▶ **Records provided**:
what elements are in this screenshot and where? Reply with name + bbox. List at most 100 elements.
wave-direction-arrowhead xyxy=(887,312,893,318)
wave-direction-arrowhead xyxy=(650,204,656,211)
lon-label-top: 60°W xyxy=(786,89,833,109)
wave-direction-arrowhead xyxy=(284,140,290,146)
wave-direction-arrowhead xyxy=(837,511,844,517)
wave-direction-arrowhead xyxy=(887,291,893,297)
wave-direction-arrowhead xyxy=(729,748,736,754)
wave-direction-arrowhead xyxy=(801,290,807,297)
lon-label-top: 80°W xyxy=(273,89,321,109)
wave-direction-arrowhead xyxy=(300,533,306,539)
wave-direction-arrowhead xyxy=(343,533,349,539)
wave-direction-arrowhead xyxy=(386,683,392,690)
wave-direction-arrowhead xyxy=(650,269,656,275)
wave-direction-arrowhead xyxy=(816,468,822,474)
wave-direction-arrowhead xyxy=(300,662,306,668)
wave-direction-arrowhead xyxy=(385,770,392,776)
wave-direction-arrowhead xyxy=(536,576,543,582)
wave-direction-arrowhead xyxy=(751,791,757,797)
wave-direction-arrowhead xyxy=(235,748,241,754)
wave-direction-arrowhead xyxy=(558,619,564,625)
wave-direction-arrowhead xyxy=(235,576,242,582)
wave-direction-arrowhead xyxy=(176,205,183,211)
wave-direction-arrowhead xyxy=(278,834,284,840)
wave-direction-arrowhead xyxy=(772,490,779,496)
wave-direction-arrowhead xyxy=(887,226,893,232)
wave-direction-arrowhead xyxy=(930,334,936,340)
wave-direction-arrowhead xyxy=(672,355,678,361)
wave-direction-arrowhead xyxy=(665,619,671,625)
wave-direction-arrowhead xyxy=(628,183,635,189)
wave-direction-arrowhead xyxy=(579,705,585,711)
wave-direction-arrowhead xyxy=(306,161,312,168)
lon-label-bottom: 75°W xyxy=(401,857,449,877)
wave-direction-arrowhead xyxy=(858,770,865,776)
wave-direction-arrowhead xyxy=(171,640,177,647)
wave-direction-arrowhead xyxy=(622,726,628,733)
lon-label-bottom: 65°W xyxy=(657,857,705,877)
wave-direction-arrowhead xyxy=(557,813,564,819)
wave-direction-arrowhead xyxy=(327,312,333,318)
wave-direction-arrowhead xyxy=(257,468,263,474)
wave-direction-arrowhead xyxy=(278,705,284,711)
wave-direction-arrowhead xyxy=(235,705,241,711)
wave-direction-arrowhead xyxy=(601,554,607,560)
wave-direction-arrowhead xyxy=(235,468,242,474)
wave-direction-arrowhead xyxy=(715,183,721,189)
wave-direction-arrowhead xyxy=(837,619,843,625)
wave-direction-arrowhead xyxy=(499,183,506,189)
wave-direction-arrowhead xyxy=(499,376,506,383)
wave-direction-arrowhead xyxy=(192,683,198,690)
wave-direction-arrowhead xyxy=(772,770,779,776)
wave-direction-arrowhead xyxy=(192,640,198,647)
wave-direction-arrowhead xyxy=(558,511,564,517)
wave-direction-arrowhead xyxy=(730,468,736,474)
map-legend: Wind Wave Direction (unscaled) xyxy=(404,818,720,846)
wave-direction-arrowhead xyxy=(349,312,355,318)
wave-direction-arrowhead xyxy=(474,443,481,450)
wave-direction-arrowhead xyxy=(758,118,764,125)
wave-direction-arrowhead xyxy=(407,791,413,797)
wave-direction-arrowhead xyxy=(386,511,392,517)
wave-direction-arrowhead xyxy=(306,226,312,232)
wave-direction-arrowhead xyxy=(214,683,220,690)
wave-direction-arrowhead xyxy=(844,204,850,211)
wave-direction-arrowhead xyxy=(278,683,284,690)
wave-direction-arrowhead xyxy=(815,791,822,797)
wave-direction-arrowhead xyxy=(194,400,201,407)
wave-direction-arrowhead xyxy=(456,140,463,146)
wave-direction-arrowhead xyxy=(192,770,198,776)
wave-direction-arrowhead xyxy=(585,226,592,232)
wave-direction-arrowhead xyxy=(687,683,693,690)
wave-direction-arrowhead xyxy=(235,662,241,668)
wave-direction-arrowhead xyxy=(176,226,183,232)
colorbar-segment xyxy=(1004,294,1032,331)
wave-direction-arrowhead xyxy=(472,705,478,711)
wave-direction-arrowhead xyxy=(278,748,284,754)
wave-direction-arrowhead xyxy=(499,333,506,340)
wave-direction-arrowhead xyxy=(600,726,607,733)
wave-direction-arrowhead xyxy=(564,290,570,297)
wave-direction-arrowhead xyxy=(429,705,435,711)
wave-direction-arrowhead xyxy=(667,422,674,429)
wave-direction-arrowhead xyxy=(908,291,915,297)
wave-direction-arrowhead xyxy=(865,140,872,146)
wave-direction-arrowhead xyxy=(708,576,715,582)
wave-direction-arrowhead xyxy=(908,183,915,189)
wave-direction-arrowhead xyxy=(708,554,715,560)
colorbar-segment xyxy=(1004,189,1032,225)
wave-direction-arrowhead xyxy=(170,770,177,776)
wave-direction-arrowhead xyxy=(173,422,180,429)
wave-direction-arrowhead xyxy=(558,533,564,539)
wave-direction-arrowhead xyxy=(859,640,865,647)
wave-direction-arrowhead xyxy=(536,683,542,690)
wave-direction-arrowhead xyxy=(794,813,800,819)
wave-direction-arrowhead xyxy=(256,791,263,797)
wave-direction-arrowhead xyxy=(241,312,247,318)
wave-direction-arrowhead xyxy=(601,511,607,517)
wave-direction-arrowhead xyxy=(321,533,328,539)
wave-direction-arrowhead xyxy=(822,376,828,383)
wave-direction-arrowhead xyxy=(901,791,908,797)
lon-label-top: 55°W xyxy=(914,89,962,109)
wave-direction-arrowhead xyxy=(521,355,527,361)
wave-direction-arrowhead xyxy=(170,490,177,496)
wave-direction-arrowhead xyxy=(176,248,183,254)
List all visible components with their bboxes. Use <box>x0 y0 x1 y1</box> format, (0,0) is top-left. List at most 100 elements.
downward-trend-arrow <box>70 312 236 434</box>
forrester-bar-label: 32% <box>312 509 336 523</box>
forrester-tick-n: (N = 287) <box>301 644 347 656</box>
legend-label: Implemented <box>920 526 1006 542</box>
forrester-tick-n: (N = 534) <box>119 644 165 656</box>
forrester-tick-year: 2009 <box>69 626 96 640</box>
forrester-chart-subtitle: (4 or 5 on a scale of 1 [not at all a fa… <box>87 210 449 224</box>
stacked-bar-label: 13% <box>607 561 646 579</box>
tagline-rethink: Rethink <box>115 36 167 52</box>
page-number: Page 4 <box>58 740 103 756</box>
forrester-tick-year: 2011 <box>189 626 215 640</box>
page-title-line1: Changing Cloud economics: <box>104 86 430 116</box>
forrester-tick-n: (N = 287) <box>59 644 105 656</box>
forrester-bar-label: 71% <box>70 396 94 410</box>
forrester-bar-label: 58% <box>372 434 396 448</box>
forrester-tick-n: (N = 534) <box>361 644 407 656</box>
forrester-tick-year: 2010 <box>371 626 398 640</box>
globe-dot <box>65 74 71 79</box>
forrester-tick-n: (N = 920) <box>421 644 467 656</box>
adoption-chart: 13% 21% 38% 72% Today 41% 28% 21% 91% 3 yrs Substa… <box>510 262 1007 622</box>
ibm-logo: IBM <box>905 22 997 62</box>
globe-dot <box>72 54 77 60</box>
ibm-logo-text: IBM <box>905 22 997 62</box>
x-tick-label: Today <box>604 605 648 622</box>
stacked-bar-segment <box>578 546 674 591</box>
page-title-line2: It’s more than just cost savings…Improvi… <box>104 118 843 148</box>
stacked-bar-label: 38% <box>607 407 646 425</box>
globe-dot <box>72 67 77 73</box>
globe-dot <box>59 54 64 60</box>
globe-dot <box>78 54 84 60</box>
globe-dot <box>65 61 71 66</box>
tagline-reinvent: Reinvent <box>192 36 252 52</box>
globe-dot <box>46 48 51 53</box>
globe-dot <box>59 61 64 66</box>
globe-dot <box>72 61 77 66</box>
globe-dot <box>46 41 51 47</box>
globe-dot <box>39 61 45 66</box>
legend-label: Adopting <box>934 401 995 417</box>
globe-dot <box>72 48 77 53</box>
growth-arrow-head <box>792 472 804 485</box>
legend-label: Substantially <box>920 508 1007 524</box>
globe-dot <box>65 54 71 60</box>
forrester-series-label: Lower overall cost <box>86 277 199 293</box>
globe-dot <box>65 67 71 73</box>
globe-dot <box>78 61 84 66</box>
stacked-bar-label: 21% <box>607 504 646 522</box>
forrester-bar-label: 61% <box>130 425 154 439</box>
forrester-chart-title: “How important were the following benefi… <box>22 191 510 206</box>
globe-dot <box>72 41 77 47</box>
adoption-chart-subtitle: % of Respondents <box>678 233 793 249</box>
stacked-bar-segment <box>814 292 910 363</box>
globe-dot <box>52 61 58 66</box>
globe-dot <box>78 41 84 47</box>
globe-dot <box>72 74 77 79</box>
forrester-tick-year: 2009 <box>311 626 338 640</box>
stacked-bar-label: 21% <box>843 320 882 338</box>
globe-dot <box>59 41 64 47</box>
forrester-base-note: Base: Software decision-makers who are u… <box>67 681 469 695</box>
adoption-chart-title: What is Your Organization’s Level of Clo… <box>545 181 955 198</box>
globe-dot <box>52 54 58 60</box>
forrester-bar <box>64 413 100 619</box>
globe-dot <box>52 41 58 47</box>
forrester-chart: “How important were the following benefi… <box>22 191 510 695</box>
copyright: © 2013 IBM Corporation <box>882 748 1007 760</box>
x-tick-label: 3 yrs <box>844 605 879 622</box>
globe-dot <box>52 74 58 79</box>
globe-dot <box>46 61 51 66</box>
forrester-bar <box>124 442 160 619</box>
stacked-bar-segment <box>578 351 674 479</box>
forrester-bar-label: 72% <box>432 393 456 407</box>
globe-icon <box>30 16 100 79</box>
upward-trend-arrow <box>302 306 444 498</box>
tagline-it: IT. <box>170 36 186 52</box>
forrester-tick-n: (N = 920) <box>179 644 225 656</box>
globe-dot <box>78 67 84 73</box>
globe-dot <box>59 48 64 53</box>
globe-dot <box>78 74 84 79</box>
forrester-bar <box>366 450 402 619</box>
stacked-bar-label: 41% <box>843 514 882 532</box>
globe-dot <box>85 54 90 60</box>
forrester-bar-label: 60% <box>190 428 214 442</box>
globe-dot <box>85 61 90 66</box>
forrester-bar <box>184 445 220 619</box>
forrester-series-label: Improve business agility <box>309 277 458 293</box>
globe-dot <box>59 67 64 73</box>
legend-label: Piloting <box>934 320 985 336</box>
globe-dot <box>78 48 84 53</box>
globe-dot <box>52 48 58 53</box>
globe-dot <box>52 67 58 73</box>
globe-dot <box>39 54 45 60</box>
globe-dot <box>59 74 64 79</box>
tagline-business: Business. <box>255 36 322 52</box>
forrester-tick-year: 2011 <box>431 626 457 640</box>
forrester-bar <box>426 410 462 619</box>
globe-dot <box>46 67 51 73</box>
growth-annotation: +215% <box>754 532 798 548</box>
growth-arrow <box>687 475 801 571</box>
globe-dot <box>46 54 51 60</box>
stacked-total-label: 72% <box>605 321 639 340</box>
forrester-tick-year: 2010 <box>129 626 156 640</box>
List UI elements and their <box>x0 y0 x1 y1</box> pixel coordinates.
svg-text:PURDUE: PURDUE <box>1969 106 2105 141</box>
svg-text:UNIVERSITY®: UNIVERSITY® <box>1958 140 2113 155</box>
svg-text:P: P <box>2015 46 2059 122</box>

▶ **Exercise**: Copy the lines verbatim, starting with the first line and ending with the line that contains "wave-direction-arrowhead xyxy=(343,533,349,539)".

▶ **Reply**:
what elements are in this screenshot and where? Reply with name + bbox. List at most 100 elements.
wave-direction-arrowhead xyxy=(887,312,893,318)
wave-direction-arrowhead xyxy=(650,204,656,211)
lon-label-top: 60°W xyxy=(786,89,833,109)
wave-direction-arrowhead xyxy=(284,140,290,146)
wave-direction-arrowhead xyxy=(837,511,844,517)
wave-direction-arrowhead xyxy=(887,291,893,297)
wave-direction-arrowhead xyxy=(729,748,736,754)
wave-direction-arrowhead xyxy=(801,290,807,297)
lon-label-top: 80°W xyxy=(273,89,321,109)
wave-direction-arrowhead xyxy=(300,533,306,539)
wave-direction-arrowhead xyxy=(343,533,349,539)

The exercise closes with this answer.